An exact reprint of all the records is the expected answer.

______

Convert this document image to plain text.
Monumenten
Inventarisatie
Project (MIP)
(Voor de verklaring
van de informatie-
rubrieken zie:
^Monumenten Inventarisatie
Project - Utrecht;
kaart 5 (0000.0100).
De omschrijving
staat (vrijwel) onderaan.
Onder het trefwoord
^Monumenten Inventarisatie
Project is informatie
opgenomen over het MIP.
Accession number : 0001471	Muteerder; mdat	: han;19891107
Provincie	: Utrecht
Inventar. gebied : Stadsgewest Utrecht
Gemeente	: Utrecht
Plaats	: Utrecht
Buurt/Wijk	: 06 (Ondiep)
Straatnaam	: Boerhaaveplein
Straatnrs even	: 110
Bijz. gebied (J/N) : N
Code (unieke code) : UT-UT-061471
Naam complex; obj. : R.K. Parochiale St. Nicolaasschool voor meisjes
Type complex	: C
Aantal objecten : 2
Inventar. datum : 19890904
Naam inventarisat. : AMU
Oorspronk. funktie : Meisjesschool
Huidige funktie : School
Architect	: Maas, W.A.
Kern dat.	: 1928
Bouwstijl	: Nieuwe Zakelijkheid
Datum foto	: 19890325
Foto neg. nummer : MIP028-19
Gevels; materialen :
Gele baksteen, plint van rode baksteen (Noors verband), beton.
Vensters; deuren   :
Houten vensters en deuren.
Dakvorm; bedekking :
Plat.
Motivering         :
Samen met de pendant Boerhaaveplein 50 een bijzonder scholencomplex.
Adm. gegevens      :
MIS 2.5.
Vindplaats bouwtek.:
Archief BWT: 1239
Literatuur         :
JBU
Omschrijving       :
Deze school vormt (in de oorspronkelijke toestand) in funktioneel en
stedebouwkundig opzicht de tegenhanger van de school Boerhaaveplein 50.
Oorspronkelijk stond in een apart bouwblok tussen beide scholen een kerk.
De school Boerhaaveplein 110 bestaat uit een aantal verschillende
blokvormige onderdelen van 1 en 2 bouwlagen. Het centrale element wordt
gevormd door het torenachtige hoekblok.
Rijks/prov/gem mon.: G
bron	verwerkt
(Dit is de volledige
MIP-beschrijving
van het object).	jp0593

______

** RESPONSE TO THE EXERCISE **
Convert this document image to plain text.
Monumenten
Inventarisatie
Project (MIP)
(Voor de verklaring
van de informatie-
rubrieken zie:
^Monumenten Inventarisatie
Project - Utrecht;
kaart 5 (0000.0100).
De omschrijving
staat (vrijwel) onderaan.
Onder het trefwoord
^Monumenten Inventarisatie
Project is informatie
opgenomen over het MIP.
Accession number : 0001471	Muteerder; mdat	: han;19891107
Provincie	: Utrecht
Inventar. gebied : Stadsgewest Utrecht
Gemeente	: Utrecht
Plaats	: Utrecht
Buurt/Wijk	: 06 (Ondiep)
Straatnaam	: Boerhaaveplein
Straatnrs even	: 110
Bijz. gebied (J/N) : N
Code (unieke code) : UT-UT-061471
Naam complex; obj. : R.K. Parochiale St. Nicolaasschool voor meisjes
Type complex	: C
Aantal objecten : 2
Inventar. datum : 19890904
Naam inventarisat. : AMU
Oorspronk. funktie : Meisjesschool
Huidige funktie : School
Architect	: Maas, W.A.
Kern dat.	: 1928
Bouwstijl	: Nieuwe Zakelijkheid
Datum foto	: 19890325
Foto neg. nummer : MIP028-19
Gevels; materialen :
Gele baksteen, plint van rode baksteen (Noors verband), beton.
Vensters; deuren   :
Houten vensters en deuren.
Dakvorm; bedekking :
Plat.
Motivering         :
Samen met de pendant Boerhaaveplein 50 een bijzonder scholencomplex.
Adm. gegevens      :
MIS 2.5.
Vindplaats bouwtek.:
Archief BWT: 1239
Literatuur         :
JBU
Omschrijving       :
Deze school vormt (in de oorspronkelijke toestand) in funktioneel en
stedebouwkundig opzicht de tegenhanger van de school Boerhaaveplein 50.
Oorspronkelijk stond in een apart bouwblok tussen beide scholen een kerk.
De school Boerhaaveplein 110 bestaat uit een aantal verschillende
blokvormige onderdelen van 1 en 2 bouwlagen. Het centrale element wordt
gevormd door het torenachtige hoekblok.
Rijks/prov/gem mon.: G
bron	verwerkt
(Dit is de volledige
MIP-beschrijving
van het object).	jp0593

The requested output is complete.